GIVEN PROBLEM => Reproduce every line of the material below, but drop the pictures.

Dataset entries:
--- start ---

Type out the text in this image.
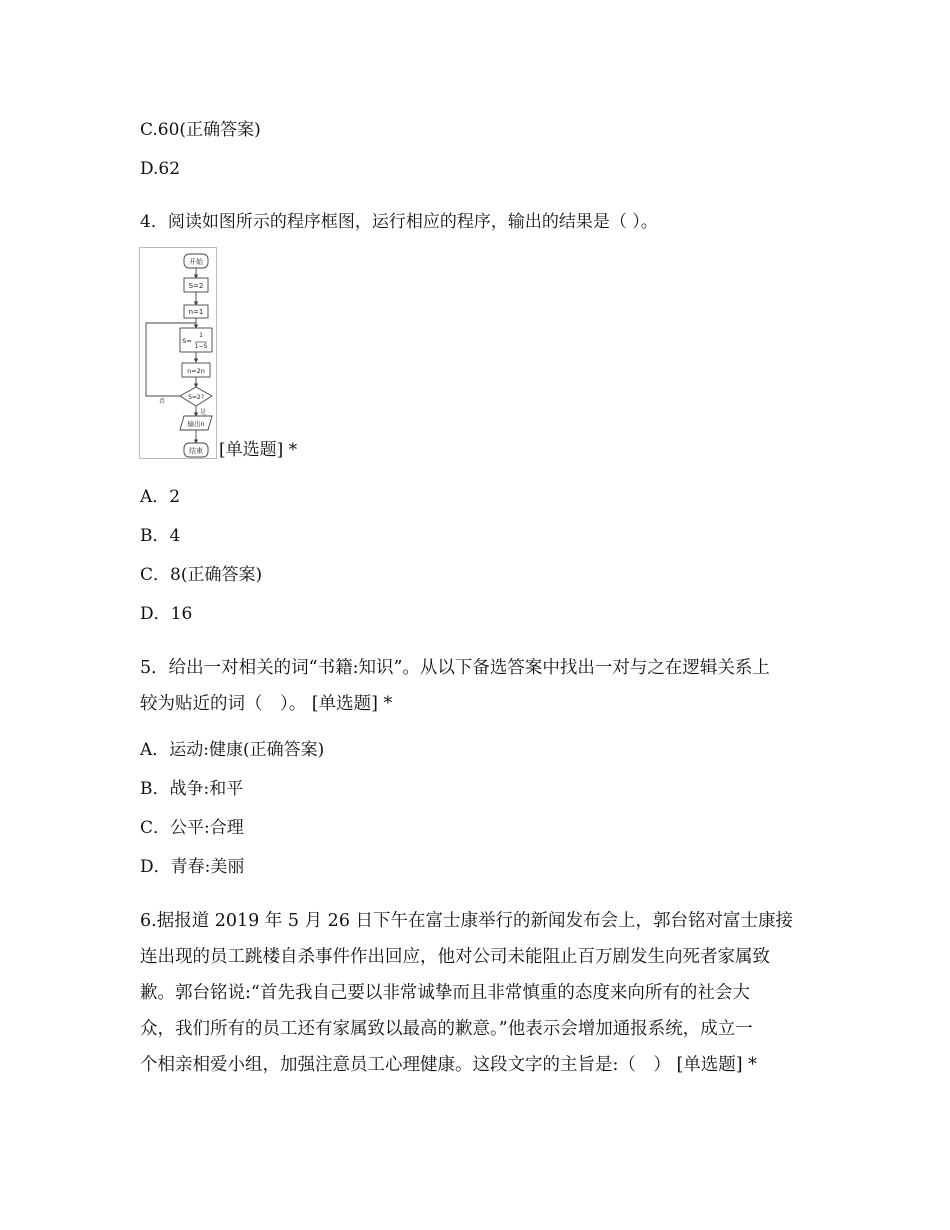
C.60(正确答案)
D.62
4．阅读如图所示的程序框图，运行相应的程序，输出的结果是（ ）。
开始
S=2
n=1
S=
1
1−S
n=2n
S=2?
否
是
输出n
结束 [单选题] *
A．2
B．4
C．8(正确答案)
D．16
5．给出一对相关的词“书籍:知识”。从以下备选答案中找出一对与之在逻辑关系上
较为贴近的词（　）。 [单选题] *
A．运动:健康(正确答案)
B．战争:和平
C．公平:合理
D．青春:美丽
6.据报道 2019 年 5 月 26 日下午在富士康举行的新闻发布会上，郭台铭对富士康接
连出现的员工跳楼自杀事件作出回应，他对公司未能阻止百万剧发生向死者家属致
歉。郭台铭说:“首先我自己要以非常诚挚而且非常慎重的态度来向所有的社会大
众，我们所有的员工还有家属致以最高的歉意。”他表示会增加通报系统，成立一
个相亲相爱小组，加强注意员工心理健康。这段文字的主旨是:（　） [单选题] *
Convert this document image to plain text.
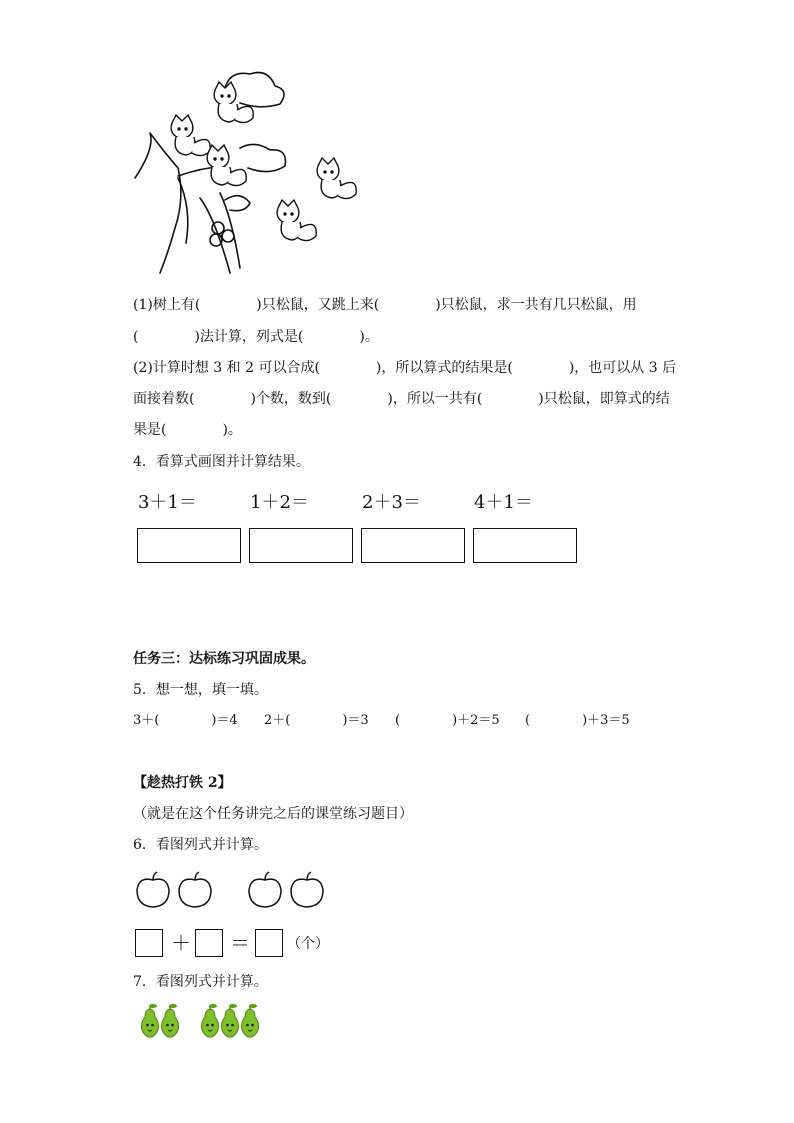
(1)树上有(　　　　)只松鼠，又跳上来(　　　　)只松鼠，求一共有几只松鼠，用
(　　　　)法计算，列式是(　　　　)。
(2)计算时想 3 和 2 可以合成(　　　　)，所以算式的结果是(　　　　)，也可以从 3 后
面接着数(　　　　)个数，数到(　　　　)，所以一共有(　　　　)只松鼠，即算式的结
果是(　　　　)。
4．看算式画图并计算结果。
3＋1＝	1＋2＝	2＋3＝	4＋1＝
任务三：达标练习巩固成果。
5．想一想，填一填。
3＋(　　　　)＝4 2＋(　　　　)＝3 (　　　　)＋2＝5 (　　　　)＋3＝5
【趁热打铁 2】
（就是在这个任务讲完之后的课堂练习题目）
6．看图列式并计算。
＋ ＝	（个）
7．看图列式并计算。
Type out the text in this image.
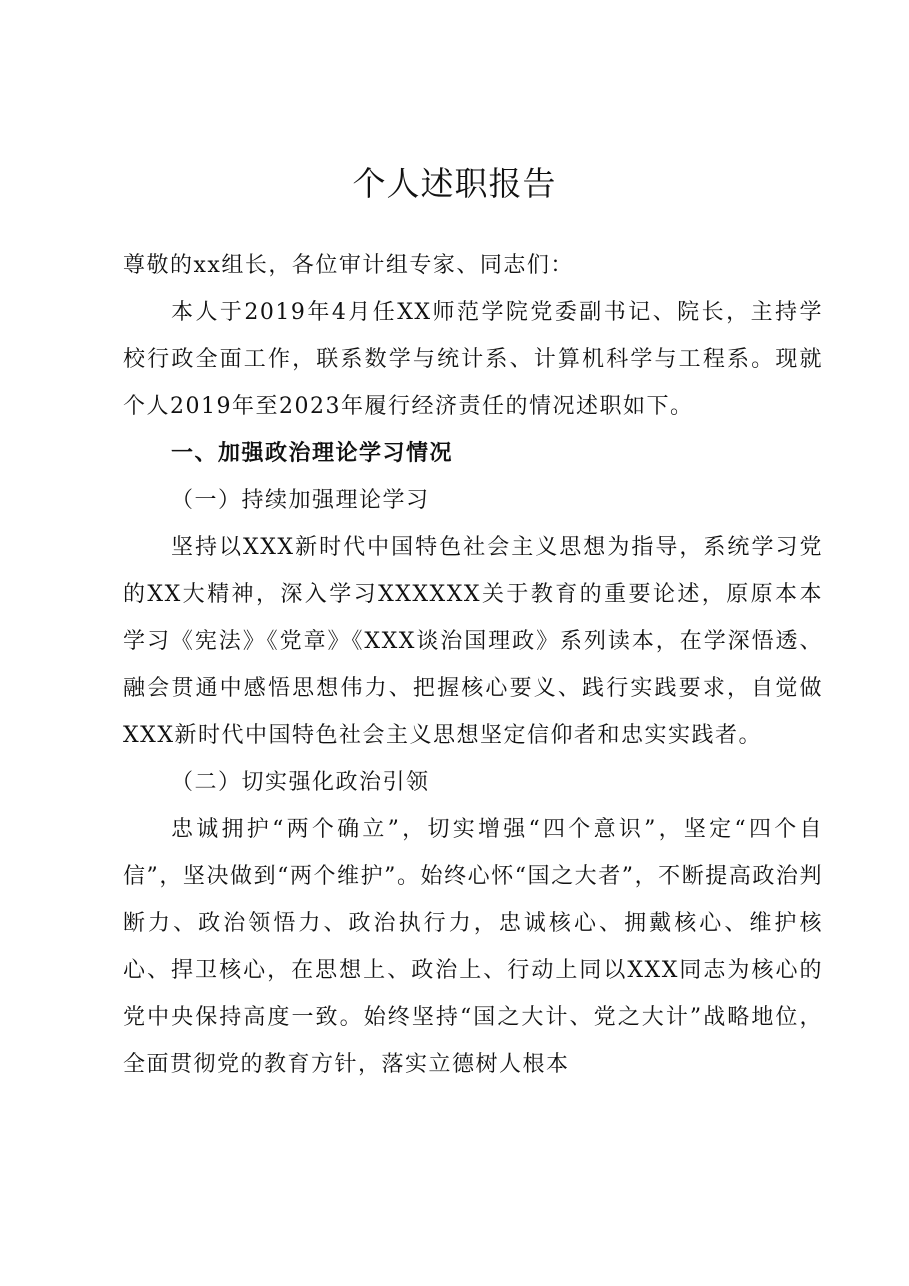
个人述职报告

尊敬的xx组长，各位审计组专家、同志们：

本人于2019年4月任XX师范学院党委副书记、院长，主持学校行政全面工作，联系数学与统计系、计算机科学与工程系。现就个人2019年至2023年履行经济责任的情况述职如下。

一、加强政治理论学习情况

（一）持续加强理论学习

坚持以XXX新时代中国特色社会主义思想为指导，系统学习党的XX大精神，深入学习XXXXXX关于教育的重要论述，原原本本学习《宪法》《党章》《XXX谈治国理政》系列读本，在学深悟透、融会贯通中感悟思想伟力、把握核心要义、践行实践要求，自觉做XXX新时代中国特色社会主义思想坚定信仰者和忠实实践者。

（二）切实强化政治引领

忠诚拥护“两个确立”，切实增强“四个意识”，坚定“四个自信”，坚决做到“两个维护”。始终心怀“国之大者”，不断提高政治判断力、政治领悟力、政治执行力，忠诚核心、拥戴核心、维护核心、捍卫核心，在思想上、政治上、行动上同以XXX同志为核心的党中央保持高度一致。始终坚持“国之大计、党之大计”战略地位，全面贯彻党的教育方针，落实立德树人根本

--- end ---

OUTPUT FOR THIS TASK =>
Type out the text in this image.
C.60(正确答案)
D.62
4．阅读如图所示的程序框图，运行相应的程序，输出的结果是（ ）。
开始
S=2
n=1
S=
1
1−S
n=2n
S=2?
否
是
输出n
结束 [单选题] *
A．2
B．4
C．8(正确答案)
D．16
5．给出一对相关的词“书籍:知识”。从以下备选答案中找出一对与之在逻辑关系上
较为贴近的词（　）。 [单选题] *
A．运动:健康(正确答案)
B．战争:和平
C．公平:合理
D．青春:美丽
6.据报道 2019 年 5 月 26 日下午在富士康举行的新闻发布会上，郭台铭对富士康接
连出现的员工跳楼自杀事件作出回应，他对公司未能阻止百万剧发生向死者家属致
歉。郭台铭说:“首先我自己要以非常诚挚而且非常慎重的态度来向所有的社会大
众，我们所有的员工还有家属致以最高的歉意。”他表示会增加通报系统，成立一
个相亲相爱小组，加强注意员工心理健康。这段文字的主旨是:（　） [单选题] *
Convert this document image to plain text.
(1)树上有(　　　　)只松鼠，又跳上来(　　　　)只松鼠，求一共有几只松鼠，用
(　　　　)法计算，列式是(　　　　)。
(2)计算时想 3 和 2 可以合成(　　　　)，所以算式的结果是(　　　　)，也可以从 3 后
面接着数(　　　　)个数，数到(　　　　)，所以一共有(　　　　)只松鼠，即算式的结
果是(　　　　)。
4．看算式画图并计算结果。
3＋1＝	1＋2＝	2＋3＝	4＋1＝
任务三：达标练习巩固成果。
5．想一想，填一填。
3＋(　　　　)＝4 2＋(　　　　)＝3 (　　　　)＋2＝5 (　　　　)＋3＝5
【趁热打铁 2】
（就是在这个任务讲完之后的课堂练习题目）
6．看图列式并计算。
＋ ＝	（个）
7．看图列式并计算。
Type out the text in this image.
个人述职报告

尊敬的xx组长，各位审计组专家、同志们：

本人于2019年4月任XX师范学院党委副书记、院长，主持学校行政全面工作，联系数学与统计系、计算机科学与工程系。现就个人2019年至2023年履行经济责任的情况述职如下。

一、加强政治理论学习情况

（一）持续加强理论学习

坚持以XXX新时代中国特色社会主义思想为指导，系统学习党的XX大精神，深入学习XXXXXX关于教育的重要论述，原原本本学习《宪法》《党章》《XXX谈治国理政》系列读本，在学深悟透、融会贯通中感悟思想伟力、把握核心要义、践行实践要求，自觉做XXX新时代中国特色社会主义思想坚定信仰者和忠实实践者。

（二）切实强化政治引领

忠诚拥护“两个确立”，切实增强“四个意识”，坚定“四个自信”，坚决做到“两个维护”。始终心怀“国之大者”，不断提高政治判断力、政治领悟力、政治执行力，忠诚核心、拥戴核心、维护核心、捍卫核心，在思想上、政治上、行动上同以XXX同志为核心的党中央保持高度一致。始终坚持“国之大计、党之大计”战略地位，全面贯彻党的教育方针，落实立德树人根本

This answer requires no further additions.